Collected data entries
· · · · · · ·

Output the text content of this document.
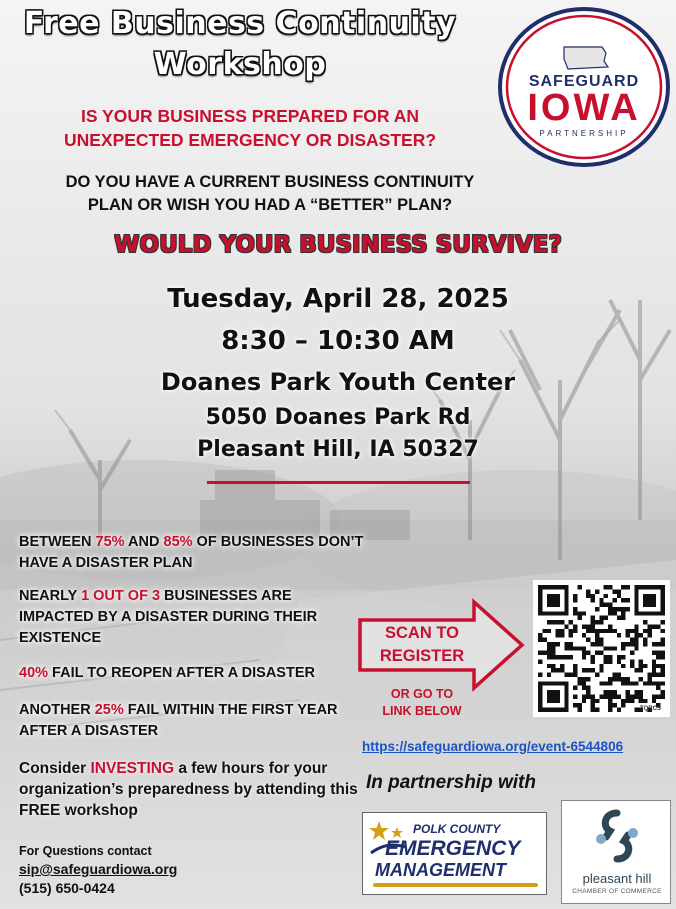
Free Business Continuity
Workshop	SAFEGUARD
IOWA
PARTNERSHIP
IS YOUR BUSINESS PREPARED FOR AN
UNEXPECTED EMERGENCY OR DISASTER?
DO YOU HAVE A CURRENT BUSINESS CONTINUITY
PLAN OR WISH YOU HAD A “BETTER” PLAN?
WOULD YOUR BUSINESS SURVIVE?
Tuesday, April 28, 2025
8:30 – 10:30 AM
Doanes Park Youth Center
5050 Doanes Park Rd
Pleasant Hill, IA 50327
BETWEEN 75% AND 85% OF BUSINESSES DON’T HAVE A DISASTER PLAN
NEARLY 1 OUT OF 3 BUSINESSES ARE IMPACTED BY A DISASTER DURING THEIR EXISTENCE
40% FAIL TO REOPEN AFTER A DISASTER
ANOTHER 25% FAIL WITHIN THE FIRST YEAR AFTER A DISASTER
Consider INVESTING a few hours for your organization’s preparedness by attending this FREE workshop
For Questions contact
sip@safeguardiowa.org
(515) 650-0424
SCAN TO
REGISTER
OR GO TO
LINK BELOW	TQRCS
https://safeguardiowa.org/event-6544806
In partnership with
POLK COUNTY
EMERGENCY
MANAGEMENT	pleasant hill
CHAMBER OF COMMERCE
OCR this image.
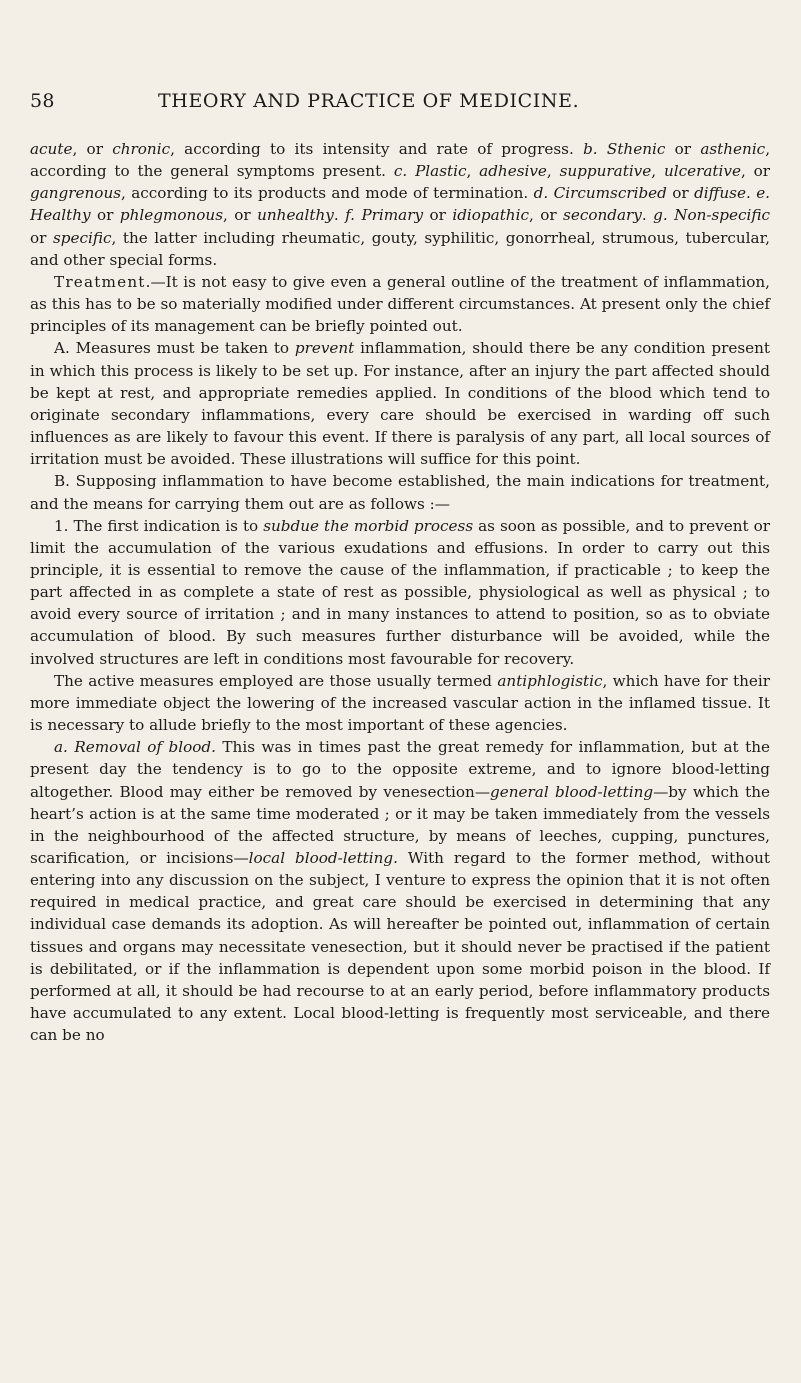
58	THEORY AND PRACTICE OF MEDICINE.

acute, or chronic, according to its intensity and rate of progress. b. Sthenic or asthenic, according to the general symptoms present. c. Plastic, adhesive, suppurative, ulcerative, or gangrenous, according to its products and mode of termination. d. Circumscribed or diffuse. e. Healthy or phlegmonous, or unhealthy. f. Primary or idiopathic, or secondary. g. Non-specific or specific, the latter including rheumatic, gouty, syphilitic, gonorrheal, strumous, tubercular, and other special forms.

Treatment.—It is not easy to give even a general outline of the treatment of inflammation, as this has to be so materially modified under different circumstances. At present only the chief principles of its management can be briefly pointed out.

A. Measures must be taken to prevent inflammation, should there be any condition present in which this process is likely to be set up. For instance, after an injury the part affected should be kept at rest, and appropriate remedies applied. In conditions of the blood which tend to originate secondary inflammations, every care should be exercised in warding off such influences as are likely to favour this event. If there is paralysis of any part, all local sources of irritation must be avoided. These illustrations will suffice for this point.

B. Supposing inflammation to have become established, the main indications for treatment, and the means for carrying them out are as follows :—

1. The first indication is to subdue the morbid process as soon as possible, and to prevent or limit the accumulation of the various exudations and effusions. In order to carry out this principle, it is essential to remove the cause of the inflammation, if practicable ; to keep the part affected in as complete a state of rest as possible, physiological as well as physical ; to avoid every source of irritation ; and in many instances to attend to position, so as to obviate accumulation of blood. By such measures further disturbance will be avoided, while the involved structures are left in conditions most favourable for recovery.

The active measures employed are those usually termed antiphlogistic, which have for their more immediate object the lowering of the increased vascular action in the inflamed tissue. It is necessary to allude briefly to the most important of these agencies.

a. Removal of blood. This was in times past the great remedy for inflammation, but at the present day the tendency is to go to the opposite extreme, and to ignore blood-letting altogether. Blood may either be removed by venesection—general blood-letting—by which the heart’s action is at the same time moderated ; or it may be taken immediately from the vessels in the neighbourhood of the affected structure, by means of leeches, cupping, punctures, scarification, or incisions—local blood-letting. With regard to the former method, without entering into any discussion on the subject, I venture to express the opinion that it is not often required in medical practice, and great care should be exercised in determining that any individual case demands its adoption. As will hereafter be pointed out, inflammation of certain tissues and organs may necessitate venesection, but it should never be practised if the patient is debilitated, or if the inflammation is dependent upon some morbid poison in the blood. If performed at all, it should be had recourse to at an early period, before inflammatory products have accumulated to any extent. Local blood-letting is frequently most serviceable, and there can be no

· · · · · · ·

Short exercise.
Write the records above out again exactly, with no pictures in your copy.

Task solution.
Output the text content of this document.
Free Business Continuity
Workshop	SAFEGUARD
IOWA
PARTNERSHIP
IS YOUR BUSINESS PREPARED FOR AN
UNEXPECTED EMERGENCY OR DISASTER?
DO YOU HAVE A CURRENT BUSINESS CONTINUITY
PLAN OR WISH YOU HAD A “BETTER” PLAN?
WOULD YOUR BUSINESS SURVIVE?
Tuesday, April 28, 2025
8:30 – 10:30 AM
Doanes Park Youth Center
5050 Doanes Park Rd
Pleasant Hill, IA 50327
BETWEEN 75% AND 85% OF BUSINESSES DON’T HAVE A DISASTER PLAN
NEARLY 1 OUT OF 3 BUSINESSES ARE IMPACTED BY A DISASTER DURING THEIR EXISTENCE
40% FAIL TO REOPEN AFTER A DISASTER
ANOTHER 25% FAIL WITHIN THE FIRST YEAR AFTER A DISASTER
Consider INVESTING a few hours for your organization’s preparedness by attending this FREE workshop
For Questions contact
sip@safeguardiowa.org
(515) 650-0424
SCAN TO
REGISTER
OR GO TO
LINK BELOW	TQRCS
https://safeguardiowa.org/event-6544806
In partnership with
POLK COUNTY
EMERGENCY
MANAGEMENT	pleasant hill
CHAMBER OF COMMERCE
OCR this image.
58	THEORY AND PRACTICE OF MEDICINE.

acute, or chronic, according to its intensity and rate of progress. b. Sthenic or asthenic, according to the general symptoms present. c. Plastic, adhesive, suppurative, ulcerative, or gangrenous, according to its products and mode of termination. d. Circumscribed or diffuse. e. Healthy or phlegmonous, or unhealthy. f. Primary or idiopathic, or secondary. g. Non-specific or specific, the latter including rheumatic, gouty, syphilitic, gonorrheal, strumous, tubercular, and other special forms.

Treatment.—It is not easy to give even a general outline of the treatment of inflammation, as this has to be so materially modified under different circumstances. At present only the chief principles of its management can be briefly pointed out.

A. Measures must be taken to prevent inflammation, should there be any condition present in which this process is likely to be set up. For instance, after an injury the part affected should be kept at rest, and appropriate remedies applied. In conditions of the blood which tend to originate secondary inflammations, every care should be exercised in warding off such influences as are likely to favour this event. If there is paralysis of any part, all local sources of irritation must be avoided. These illustrations will suffice for this point.

B. Supposing inflammation to have become established, the main indications for treatment, and the means for carrying them out are as follows :—

1. The first indication is to subdue the morbid process as soon as possible, and to prevent or limit the accumulation of the various exudations and effusions. In order to carry out this principle, it is essential to remove the cause of the inflammation, if practicable ; to keep the part affected in as complete a state of rest as possible, physiological as well as physical ; to avoid every source of irritation ; and in many instances to attend to position, so as to obviate accumulation of blood. By such measures further disturbance will be avoided, while the involved structures are left in conditions most favourable for recovery.

The active measures employed are those usually termed antiphlogistic, which have for their more immediate object the lowering of the increased vascular action in the inflamed tissue. It is necessary to allude briefly to the most important of these agencies.

a. Removal of blood. This was in times past the great remedy for inflammation, but at the present day the tendency is to go to the opposite extreme, and to ignore blood-letting altogether. Blood may either be removed by venesection—general blood-letting—by which the heart’s action is at the same time moderated ; or it may be taken immediately from the vessels in the neighbourhood of the affected structure, by means of leeches, cupping, punctures, scarification, or incisions—local blood-letting. With regard to the former method, without entering into any discussion on the subject, I venture to express the opinion that it is not often required in medical practice, and great care should be exercised in determining that any individual case demands its adoption. As will hereafter be pointed out, inflammation of certain tissues and organs may necessitate venesection, but it should never be practised if the patient is debilitated, or if the inflammation is dependent upon some morbid poison in the blood. If performed at all, it should be had recourse to at an early period, before inflammatory products have accumulated to any extent. Local blood-letting is frequently most serviceable, and there can be no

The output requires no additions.